## Given instruction A
Output the following lines of the records unchanged, starting at the first line of the records and ending at the line that contains "432, 163, 732]", with both of those lines included.

## Source
** begin **
This is an excerpt from PE Metrics-3rd Edition by SHAPE America - Society of Health and Physical Educators.
The scoring rubrics within the sample assessments are designed so that you can observe students during practice tasks, modified game play, fitness and movement activities, gymnastics or dance to determine their level of proficiency. The rubrics guide your evaluation by allowing you to assign students to one of three levels: Developing, Competent or Proficient. All rubrics include an "indicator," which is an outcome statement against which you can assess student performance using the performance criteria in each of the three levels (Developing, Competent and Proficient). For example, an indicator in a sample assessment for high school students on creating and maintaining a fitness plan, in Part IV of this book, states: "Goals meet the SMART (specific, measurable, achievable, realistic and time-bound) criteria." The indicator within that assessment’s scoring rubric is intended to help teachers measure a student’s ability to set and pursue personal fitness goals. At the elementary school level, Standard 1 indicators are specific to the critical elements for the skill. The indicator column states, simply, "Critical Elements," and students must demonstrate the critical elements of that particular skill to be scored as Competent in the skill. The indicators are similar to student learning outcomes, and you can think of them as an "indication" of how students demonstrate their mastery of a skill.
Each performance level in the rubric is defined by criteria linked specifically to critical elements. At the Developing level, students are moving toward competency and mastery of the identified critical elements. At the Developing level, then, a student’s competency is emerging and needs further development. With deliberate practice, students can move from the Developing level to the Competent level. Students at the Competent level demonstrate all of the critical elements of the skill, exhibiting mastery of the indicator. The Competent level defines the minimal level of performance required for meeting the indicator. Students at the Proficient level not only demonstrate all the required critical elements of the skill during assessment, but their performance also meets additional criteria and/or displays a level of performance that goes beyond Competent. For example, a student could display all of the critical elements while throwing overhand, while another student adds the wrist snap at the end of the throw or increases their stride length to generate more power. The first student demonstrated competency while the second student demonstrated proficiency by showing a more advanced level of performance.
Throughout this book, we use the term "sample" assessment purposefully. We do not recommend any of the assessments as exemplars, but only as samples of assessments that are aligned with the National Standards and Grade-Level Outcomes. They represent SHAPE America’s attempt to provide you with a way of thinking about developing assessments that is unique to your teaching environment. The purposes of assessment are to improve instruction, track student progress, and provide feedback to students on their progress toward intended outcomes. Therefore, the assessments you use must meet the needs of your students and your program.
We encourage you to modify any and all sample assessments in this book to fit your teaching environment, to use them as guidelines for developing your own assessments, and to combine or modify the assessments to align with your school or district outcomes. You will also want to modify the sample assessments to meet the needs of students with disabilities. For specific guidance in this area, we recommend Assessment for Everyone: Modifying NASPE Assessments to Include All Elementary School Children (Lieberman, Kowalski, et al., 2011).
** end **
## Given instruction B
In the excerpt on scoring rubrics, which level defines the minimal level of performance required for meeting the indicator?

(Records of where elements appear)
** begin **
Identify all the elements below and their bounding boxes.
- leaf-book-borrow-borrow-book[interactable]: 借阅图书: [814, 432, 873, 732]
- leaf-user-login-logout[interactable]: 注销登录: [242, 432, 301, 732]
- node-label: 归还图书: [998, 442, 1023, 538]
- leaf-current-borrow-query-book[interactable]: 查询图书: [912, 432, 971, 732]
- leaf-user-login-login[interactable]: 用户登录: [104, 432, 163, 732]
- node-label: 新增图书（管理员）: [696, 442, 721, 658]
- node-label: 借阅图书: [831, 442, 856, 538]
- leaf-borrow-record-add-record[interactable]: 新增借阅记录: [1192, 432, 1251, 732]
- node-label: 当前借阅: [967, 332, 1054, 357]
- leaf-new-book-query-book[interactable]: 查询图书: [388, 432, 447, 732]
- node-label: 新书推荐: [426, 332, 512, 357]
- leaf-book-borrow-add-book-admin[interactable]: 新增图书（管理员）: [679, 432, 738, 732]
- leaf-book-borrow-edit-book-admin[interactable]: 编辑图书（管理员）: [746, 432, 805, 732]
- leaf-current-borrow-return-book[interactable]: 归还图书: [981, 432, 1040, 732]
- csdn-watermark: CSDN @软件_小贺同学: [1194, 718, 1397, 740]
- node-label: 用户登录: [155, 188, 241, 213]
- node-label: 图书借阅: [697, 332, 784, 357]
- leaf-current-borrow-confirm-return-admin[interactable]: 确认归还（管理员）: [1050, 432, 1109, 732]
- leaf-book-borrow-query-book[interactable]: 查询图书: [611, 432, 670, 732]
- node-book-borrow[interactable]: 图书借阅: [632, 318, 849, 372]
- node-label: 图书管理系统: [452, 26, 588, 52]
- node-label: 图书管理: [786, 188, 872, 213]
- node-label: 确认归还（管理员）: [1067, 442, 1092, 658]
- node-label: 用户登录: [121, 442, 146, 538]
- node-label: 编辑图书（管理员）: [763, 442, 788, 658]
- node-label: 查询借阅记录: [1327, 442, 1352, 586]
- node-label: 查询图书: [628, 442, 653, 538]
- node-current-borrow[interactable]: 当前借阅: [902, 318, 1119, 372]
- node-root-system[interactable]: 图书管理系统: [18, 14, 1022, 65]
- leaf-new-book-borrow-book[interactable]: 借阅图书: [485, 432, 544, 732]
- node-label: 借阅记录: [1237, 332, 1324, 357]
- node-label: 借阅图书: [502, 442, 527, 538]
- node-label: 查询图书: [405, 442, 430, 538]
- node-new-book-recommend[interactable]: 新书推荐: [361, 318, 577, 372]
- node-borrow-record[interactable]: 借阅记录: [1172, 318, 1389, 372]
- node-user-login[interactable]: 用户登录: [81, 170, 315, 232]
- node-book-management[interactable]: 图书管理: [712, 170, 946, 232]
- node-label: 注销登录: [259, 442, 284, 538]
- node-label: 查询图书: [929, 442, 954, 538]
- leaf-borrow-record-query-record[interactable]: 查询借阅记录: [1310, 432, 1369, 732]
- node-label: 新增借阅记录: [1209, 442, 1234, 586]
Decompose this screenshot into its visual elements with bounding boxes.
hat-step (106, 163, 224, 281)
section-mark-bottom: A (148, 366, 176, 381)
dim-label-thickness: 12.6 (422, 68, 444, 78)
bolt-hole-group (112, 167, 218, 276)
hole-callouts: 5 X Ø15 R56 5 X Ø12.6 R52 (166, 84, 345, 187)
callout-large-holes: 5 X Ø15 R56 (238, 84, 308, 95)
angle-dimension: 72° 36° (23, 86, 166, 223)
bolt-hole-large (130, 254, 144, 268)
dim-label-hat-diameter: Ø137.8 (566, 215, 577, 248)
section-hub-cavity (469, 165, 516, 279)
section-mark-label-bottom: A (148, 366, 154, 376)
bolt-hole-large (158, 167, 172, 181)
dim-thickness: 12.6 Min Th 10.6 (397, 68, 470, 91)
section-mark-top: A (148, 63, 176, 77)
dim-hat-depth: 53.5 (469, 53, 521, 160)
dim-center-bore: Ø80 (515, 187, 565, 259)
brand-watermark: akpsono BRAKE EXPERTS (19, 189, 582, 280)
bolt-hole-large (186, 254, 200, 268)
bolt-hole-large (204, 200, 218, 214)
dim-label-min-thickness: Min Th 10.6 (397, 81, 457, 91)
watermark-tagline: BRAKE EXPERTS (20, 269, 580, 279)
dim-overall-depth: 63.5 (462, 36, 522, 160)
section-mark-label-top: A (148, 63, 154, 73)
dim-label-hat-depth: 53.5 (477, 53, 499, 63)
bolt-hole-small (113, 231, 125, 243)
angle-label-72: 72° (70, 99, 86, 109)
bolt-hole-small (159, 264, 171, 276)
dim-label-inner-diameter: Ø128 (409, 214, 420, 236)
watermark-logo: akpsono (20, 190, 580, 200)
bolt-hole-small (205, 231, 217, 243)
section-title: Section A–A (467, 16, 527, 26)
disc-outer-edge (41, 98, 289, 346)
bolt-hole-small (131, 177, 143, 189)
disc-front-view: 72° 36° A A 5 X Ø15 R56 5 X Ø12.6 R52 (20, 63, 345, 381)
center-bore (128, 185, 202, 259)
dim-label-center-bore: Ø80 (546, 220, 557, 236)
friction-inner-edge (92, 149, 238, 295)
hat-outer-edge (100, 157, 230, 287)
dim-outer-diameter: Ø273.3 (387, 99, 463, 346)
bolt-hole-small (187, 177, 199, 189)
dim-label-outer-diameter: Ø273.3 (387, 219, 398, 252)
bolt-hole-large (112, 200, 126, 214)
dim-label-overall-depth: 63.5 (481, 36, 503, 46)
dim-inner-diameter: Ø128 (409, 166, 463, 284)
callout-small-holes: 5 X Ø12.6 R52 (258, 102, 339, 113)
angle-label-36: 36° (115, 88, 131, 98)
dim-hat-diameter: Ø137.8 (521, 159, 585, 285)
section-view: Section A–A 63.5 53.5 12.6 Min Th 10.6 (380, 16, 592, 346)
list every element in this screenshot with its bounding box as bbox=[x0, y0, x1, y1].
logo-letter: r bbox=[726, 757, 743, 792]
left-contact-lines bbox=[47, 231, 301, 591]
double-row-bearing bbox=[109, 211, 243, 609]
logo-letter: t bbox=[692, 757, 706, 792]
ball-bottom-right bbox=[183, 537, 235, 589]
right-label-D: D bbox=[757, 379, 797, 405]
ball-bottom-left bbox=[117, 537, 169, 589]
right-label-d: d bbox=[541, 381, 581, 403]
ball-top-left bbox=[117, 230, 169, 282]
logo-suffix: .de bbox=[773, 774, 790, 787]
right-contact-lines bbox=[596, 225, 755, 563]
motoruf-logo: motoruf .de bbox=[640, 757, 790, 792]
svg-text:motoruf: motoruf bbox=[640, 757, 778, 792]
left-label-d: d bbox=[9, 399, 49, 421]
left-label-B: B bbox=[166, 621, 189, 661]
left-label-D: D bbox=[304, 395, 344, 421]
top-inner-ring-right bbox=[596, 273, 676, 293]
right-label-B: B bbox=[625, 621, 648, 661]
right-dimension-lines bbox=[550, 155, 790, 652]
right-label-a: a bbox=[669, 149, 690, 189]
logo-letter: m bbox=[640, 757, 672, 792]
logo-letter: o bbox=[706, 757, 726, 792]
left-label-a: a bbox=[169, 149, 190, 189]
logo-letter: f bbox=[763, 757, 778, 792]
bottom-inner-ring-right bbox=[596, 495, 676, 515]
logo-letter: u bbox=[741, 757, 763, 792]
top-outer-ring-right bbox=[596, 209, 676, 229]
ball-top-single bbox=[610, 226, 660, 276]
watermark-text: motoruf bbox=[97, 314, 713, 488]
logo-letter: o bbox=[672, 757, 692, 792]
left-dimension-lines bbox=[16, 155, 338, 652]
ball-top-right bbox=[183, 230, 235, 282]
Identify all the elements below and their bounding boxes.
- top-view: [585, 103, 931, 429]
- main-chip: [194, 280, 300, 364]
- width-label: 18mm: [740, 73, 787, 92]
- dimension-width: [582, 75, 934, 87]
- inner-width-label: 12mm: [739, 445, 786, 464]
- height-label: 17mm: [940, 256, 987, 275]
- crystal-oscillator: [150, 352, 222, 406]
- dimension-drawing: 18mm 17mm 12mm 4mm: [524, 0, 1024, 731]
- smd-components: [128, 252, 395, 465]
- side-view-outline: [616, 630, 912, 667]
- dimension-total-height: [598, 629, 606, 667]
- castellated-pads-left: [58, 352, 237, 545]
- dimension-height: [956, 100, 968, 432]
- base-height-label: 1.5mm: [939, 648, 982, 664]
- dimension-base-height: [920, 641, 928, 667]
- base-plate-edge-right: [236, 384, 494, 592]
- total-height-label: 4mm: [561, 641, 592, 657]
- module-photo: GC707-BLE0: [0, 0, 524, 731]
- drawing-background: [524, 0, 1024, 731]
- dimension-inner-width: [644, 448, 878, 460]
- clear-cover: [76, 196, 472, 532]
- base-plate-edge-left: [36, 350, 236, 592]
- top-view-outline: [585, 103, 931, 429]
** end **
## Written reply A
Identify all the elements below and their bounding boxes.
- leaf-book-borrow-borrow-book[interactable]: 借阅图书: [814, 432, 873, 732]
- leaf-user-login-logout[interactable]: 注销登录: [242, 432, 301, 732]
- node-label: 归还图书: [998, 442, 1023, 538]
- leaf-current-borrow-query-book[interactable]: 查询图书: [912, 432, 971, 732]
- leaf-user-login-login[interactable]: 用户登录: [104, 432, 163, 732]

## Written reply B
The Competent level.